WORK REQUIRED>
Transcribe the tail of the listing: start at the line containing "Decode this image" and stop after the last line, keeping every character as is and adding nothing.

(Data entries)
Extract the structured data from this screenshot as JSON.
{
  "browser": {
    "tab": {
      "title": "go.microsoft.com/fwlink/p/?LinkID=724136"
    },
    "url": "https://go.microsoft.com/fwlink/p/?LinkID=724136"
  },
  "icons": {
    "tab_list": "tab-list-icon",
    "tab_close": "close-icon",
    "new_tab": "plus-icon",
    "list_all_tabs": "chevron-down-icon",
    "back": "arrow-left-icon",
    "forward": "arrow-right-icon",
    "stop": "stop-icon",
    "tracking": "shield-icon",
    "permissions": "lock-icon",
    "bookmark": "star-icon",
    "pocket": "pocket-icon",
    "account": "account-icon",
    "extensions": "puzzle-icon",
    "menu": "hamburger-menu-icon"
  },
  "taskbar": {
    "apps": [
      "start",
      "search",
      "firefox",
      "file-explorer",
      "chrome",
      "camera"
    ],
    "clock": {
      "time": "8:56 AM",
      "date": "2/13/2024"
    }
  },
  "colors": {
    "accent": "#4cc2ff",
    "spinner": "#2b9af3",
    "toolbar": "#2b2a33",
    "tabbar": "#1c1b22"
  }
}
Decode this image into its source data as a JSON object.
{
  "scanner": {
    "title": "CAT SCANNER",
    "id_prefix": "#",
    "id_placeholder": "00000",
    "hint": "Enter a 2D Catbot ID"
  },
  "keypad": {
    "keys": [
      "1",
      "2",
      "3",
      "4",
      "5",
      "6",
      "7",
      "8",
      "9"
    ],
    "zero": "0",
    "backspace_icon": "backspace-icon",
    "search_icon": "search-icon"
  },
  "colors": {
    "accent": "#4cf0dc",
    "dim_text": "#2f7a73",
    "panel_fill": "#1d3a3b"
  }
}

THE RESPONSE>
Decode this image into its source data as a JSON object.
{
  "scanner": {
    "title": "CAT SCANNER",
    "id_prefix": "#",
    "id_placeholder": "00000",
    "hint": "Enter a 2D Catbot ID"
  },
  "keypad": {
    "keys": [
      "1",
      "2",
      "3",
      "4",
      "5",
      "6",
      "7",
      "8",
      "9"
    ],
    "zero": "0",
    "backspace_icon": "backspace-icon",
    "search_icon": "search-icon"
  },
  "colors": {
    "accent": "#4cf0dc",
    "dim_text": "#2f7a73",
    "panel_fill": "#1d3a3b"
  }
}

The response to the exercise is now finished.